• **Passage given**
§
There are two sublime pleasures of reading: recognition and escape. If I was denied the pleasures of physical recognition, the pleasure of escape—the intense pleasure of total absorption in a different page 186 history—was everywhere available. Of course I agree that children should experience the sense of confirmation that comes from finding in the pages of a book the landscape—physical or emotional—that is familiar to them. Equally, we need to escape that familiarity and live elsewhere. We want, like Max in the Where the Wild Things Are, to venture through the unknown and still find our tea waiting for us, hot, at the end of the day. Some days we want to migrate without packing our bags.

When I settled in Britain, I needed an easy answer for people who asked about my migration: why, when New Zealand was so beautiful and life there—as they simplistically understood it—was like Britain in the 1950s, did I want to stay in the UK? If you grow up preferring books to beaches, and art galleries to outdoor pursuits, then naturally you will gravitate here, I'd say. It was shorthand but it carried some truth in the 1970s, and it confirmed the old country's sense of cultural superiority.
§
• **Exercise instructions**
**A)** Summarize the passage on reading in two sentences.
**B)** Render the stretch of records from the line containing "y-tick-label: 62 [44, 320, 58, 333]" through the line containing "logo-letter: i [655, 490, 666, 520]" as a Markdown table with the columns Row and Record line, leaving out blank lines.
The records are unrelated to the passage on reading.
§
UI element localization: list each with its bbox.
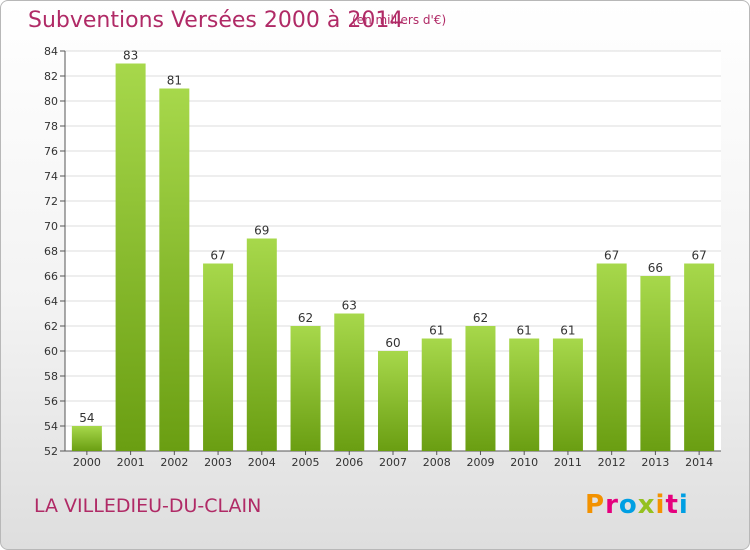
y-tick-label: 62 [44, 320, 58, 333]
x-tick-label: 2011 [554, 456, 582, 469]
bar [509, 338, 540, 451]
data-label: 60 [385, 336, 400, 350]
x-tick-label: 2013 [641, 456, 669, 469]
bar [334, 313, 365, 451]
data-label: 66 [648, 261, 663, 275]
y-tick-label: 84 [44, 45, 58, 58]
logo-letter: o [618, 490, 638, 520]
data-label: 62 [298, 311, 313, 325]
x-tick-label: 2012 [598, 456, 626, 469]
commune-name: LA VILLEDIEU-DU-CLAIN [34, 495, 262, 517]
data-label: 81 [167, 74, 182, 88]
bar [684, 263, 715, 451]
bar [159, 88, 190, 451]
x-tick-label: 2002 [160, 456, 188, 469]
bar [203, 263, 234, 451]
bar [378, 351, 408, 451]
data-label: 67 [210, 249, 225, 263]
data-label: 63 [342, 299, 357, 313]
y-tick-label: 80 [44, 95, 58, 108]
x-tick-label: 2008 [423, 456, 451, 469]
chart-title: Subventions Versées 2000 à 2014 [28, 8, 404, 33]
logo-letter: i [678, 490, 689, 520]
logo-letter: t [665, 490, 679, 520]
x-tick-label: 2007 [379, 456, 407, 469]
data-label: 67 [604, 249, 619, 263]
y-tick-label: 58 [44, 370, 58, 383]
data-label: 67 [691, 249, 706, 263]
bar [552, 338, 583, 451]
x-tick-label: 2014 [685, 456, 713, 469]
chart-subtitle: (en milliers d'€) [352, 13, 447, 27]
bar [115, 63, 146, 451]
bar [465, 326, 496, 451]
data-label: 54 [79, 411, 94, 425]
bar [640, 276, 671, 451]
bar [71, 426, 102, 451]
logo-letter: r [605, 490, 619, 520]
data-label: 62 [473, 311, 488, 325]
data-label: 61 [429, 324, 444, 338]
data-label: 61 [560, 324, 575, 338]
x-tick-label: 2000 [73, 456, 101, 469]
y-tick-label: 76 [44, 145, 58, 158]
x-tick-label: 2005 [292, 456, 320, 469]
bar [596, 263, 627, 451]
y-tick-label: 64 [44, 295, 58, 308]
logo-letter: P [585, 490, 606, 520]
y-tick-label: 82 [44, 70, 58, 83]
y-tick-label: 54 [44, 420, 58, 433]
data-label: 61 [517, 324, 532, 338]
bar [421, 338, 452, 451]
y-tick-label: 56 [44, 395, 58, 408]
x-tick-label: 2001 [117, 456, 145, 469]
data-label: 69 [254, 224, 269, 238]
y-tick-label: 52 [44, 445, 58, 458]
proxiti-logo: Proxiti [585, 490, 689, 520]
x-tick-label: 2009 [466, 456, 494, 469]
x-tick-label: 2006 [335, 456, 363, 469]
y-tick-label: 68 [44, 245, 58, 258]
y-tick-label: 60 [44, 345, 58, 358]
y-tick-label: 66 [44, 270, 58, 283]
logo-letter: i [655, 490, 666, 520]
bar [246, 238, 277, 451]
data-label: 83 [123, 49, 138, 63]
logo-letter: x [637, 490, 656, 520]
y-tick-label: 72 [44, 195, 58, 208]
x-tick-label: 2004 [248, 456, 276, 469]
x-tick-label: 2003 [204, 456, 232, 469]
y-tick-label: 74 [44, 170, 58, 183]
y-tick-label: 78 [44, 120, 58, 133]
y-tick-label: 70 [44, 220, 58, 233]
bar [290, 326, 321, 451]
x-tick-label: 2010 [510, 456, 538, 469]
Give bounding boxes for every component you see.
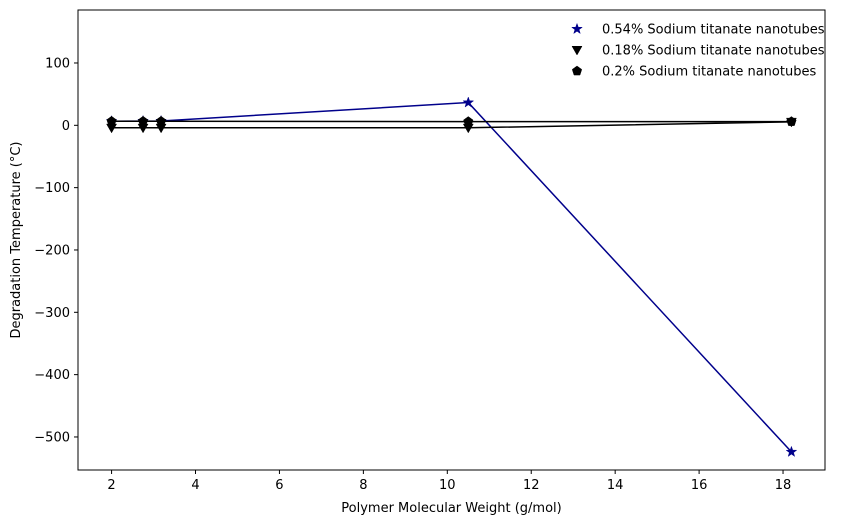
legend-label-2: 0.2% Sodium titanate nanotubes xyxy=(602,65,816,80)
x-tick-label: 10 xyxy=(439,478,456,493)
x-axis: 2 4 6 8 10 12 14 16 18 xyxy=(107,470,791,493)
x-tick-label: 14 xyxy=(607,478,624,493)
legend-marker-1 xyxy=(571,46,583,56)
x-tick-label: 12 xyxy=(523,478,540,493)
data-point-2-2 xyxy=(156,115,167,126)
data-point-0-3 xyxy=(462,96,475,108)
y-tick-label: −200 xyxy=(34,243,70,258)
series-line-0 xyxy=(111,101,792,453)
legend-marker-0 xyxy=(571,22,583,35)
series-line-1 xyxy=(111,121,792,129)
y-tick-label: 100 xyxy=(45,56,70,71)
x-tick-label: 2 xyxy=(107,478,115,493)
y-tick-label: −300 xyxy=(34,306,70,321)
legend-label-0: 0.54% Sodium titanate nanotubes xyxy=(602,23,825,38)
legend-label-1: 0.18% Sodium titanate nanotubes xyxy=(602,44,825,59)
y-axis: 100 0 −100 −200 −300 −400 −500 xyxy=(34,56,78,445)
y-axis-label: Degradation Temperature (°C) xyxy=(9,141,24,338)
x-tick-label: 18 xyxy=(775,478,792,493)
plot-frame xyxy=(77,9,826,471)
y-tick-label: 0 xyxy=(62,119,70,134)
x-tick-label: 16 xyxy=(691,478,708,493)
y-tick-label: −100 xyxy=(34,181,70,196)
legend: 0.54% Sodium titanate nanotubes 0.18% Sod… xyxy=(571,22,825,80)
data-point-2-0 xyxy=(106,115,117,126)
y-tick-label: −500 xyxy=(34,430,70,445)
data-point-2-4 xyxy=(786,116,797,126)
data-point-0-4 xyxy=(785,445,798,457)
plot-content xyxy=(105,96,798,457)
x-axis-label: Polymer Molecular Weight (g/mol) xyxy=(341,501,561,516)
data-point-2-1 xyxy=(137,115,149,126)
y-tick-label: −400 xyxy=(34,368,70,383)
x-tick-label: 6 xyxy=(275,478,283,493)
x-tick-label: 8 xyxy=(359,478,367,493)
x-tick-label: 4 xyxy=(191,478,199,493)
data-point-2-3 xyxy=(463,116,474,126)
legend-marker-2 xyxy=(571,65,583,76)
§
• **Results for each task**
**A)** The passage names recognition and escape as the two sublime pleasures of reading and holds that children should find familiar landscapes in books but also need to escape that familiarity. It then recalls that, after settling in Britain, the writer explained staying in the UK rather than New Zealand by saying that anyone who prefers books to beaches and art galleries to outdoor pursuits will naturally gravitate there, a shorthand that carried some truth in the 1970s.

**B)**
| Row | Record line |
|---|---|
| 1 | y-tick-label: 62 [44, 320, 58, 333] |
| 2 | x-tick-label: 2011 [554, 456, 582, 469] |
| 3 | bar [509, 338, 540, 451] |
| 4 | data-label: 60 [385, 336, 400, 350] |
| 5 | x-tick-label: 2013 [641, 456, 669, 469] |
| 6 | bar [334, 313, 365, 451] |
| 7 | data-label: 66 [648, 261, 663, 275] |
| 8 | y-tick-label: 84 [44, 45, 58, 58] |
| 9 | logo-letter: o [618, 490, 638, 520] |
| 10 | data-label: 62 [298, 311, 313, 325] |
| 11 | x-tick-label: 2012 [598, 456, 626, 469] |
| 12 | commune-name: LA VILLEDIEU-DU-CLAIN [34, 495, 262, 517] |
| 13 | data-label: 81 [167, 74, 182, 88] |
| 14 | bar [684, 263, 715, 451] |
| 15 | bar [159, 88, 190, 451] |
| 16 | x-tick-label: 2002 [160, 456, 188, 469] |
| 17 | bar [203, 263, 234, 451] |
| 18 | bar [378, 351, 408, 451] |
| 19 | data-label: 67 [210, 249, 225, 263] |
| 20 | data-label: 63 [342, 299, 357, 313] |
| 21 | y-tick-label: 80 [44, 95, 58, 108] |
| 22 | x-tick-label: 2008 [423, 456, 451, 469] |
| 23 | chart-title: Subventions Versées 2000 à 2014 [28, 8, 404, 33] |
| 24 | logo-letter: i [678, 490, 689, 520] |
| 25 | logo-letter: t [665, 490, 679, 520] |
| 26 | x-tick-label: 2007 [379, 456, 407, 469] |
| 27 | data-label: 67 [604, 249, 619, 263] |
| 28 | y-tick-label: 58 [44, 370, 58, 383] |
| 29 | data-label: 67 [691, 249, 706, 263] |
| 30 | bar [552, 338, 583, 451] |
| 31 | x-tick-label: 2014 [685, 456, 713, 469] |
| 32 | chart-subtitle: (en milliers d'€) [352, 13, 447, 27] |
| 33 | bar [115, 63, 146, 451] |
| 34 | bar [465, 326, 496, 451] |
| 35 | data-label: 54 [79, 411, 94, 425] |
| 36 | bar [640, 276, 671, 451] |
| 37 | bar [71, 426, 102, 451] |
| 38 | logo-letter: r [605, 490, 619, 520] |
| 39 | data-label: 62 [473, 311, 488, 325] |
| 40 | data-label: 61 [429, 324, 444, 338] |
| 41 | data-label: 61 [560, 324, 575, 338] |
| 42 | x-tick-label: 2000 [73, 456, 101, 469] |
| 43 | y-tick-label: 76 [44, 145, 58, 158] |
| 44 | x-tick-label: 2005 [292, 456, 320, 469] |
| 45 | bar [596, 263, 627, 451] |
| 46 | y-tick-label: 64 [44, 295, 58, 308] |
| 47 | logo-letter: P [585, 490, 606, 520] |
| 48 | y-tick-label: 82 [44, 70, 58, 83] |
| 49 | y-tick-label: 54 [44, 420, 58, 433] |
| 50 | data-label: 61 [517, 324, 532, 338] |
| 51 | bar [421, 338, 452, 451] |
| 52 | y-tick-label: 56 [44, 395, 58, 408] |
| 53 | x-tick-label: 2001 [117, 456, 145, 469] |
| 54 | data-label: 69 [254, 224, 269, 238] |
| 55 | y-tick-label: 52 [44, 445, 58, 458] |
| 56 | proxiti-logo: Proxiti [585, 490, 689, 520] |
| 57 | x-tick-label: 2009 [466, 456, 494, 469] |
| 58 | x-tick-label: 2006 [335, 456, 363, 469] |
| 59 | y-tick-label: 68 [44, 245, 58, 258] |
| 60 | y-tick-label: 60 [44, 345, 58, 358] |
| 61 | y-tick-label: 66 [44, 270, 58, 283] |
| 62 | logo-letter: i [655, 490, 666, 520] |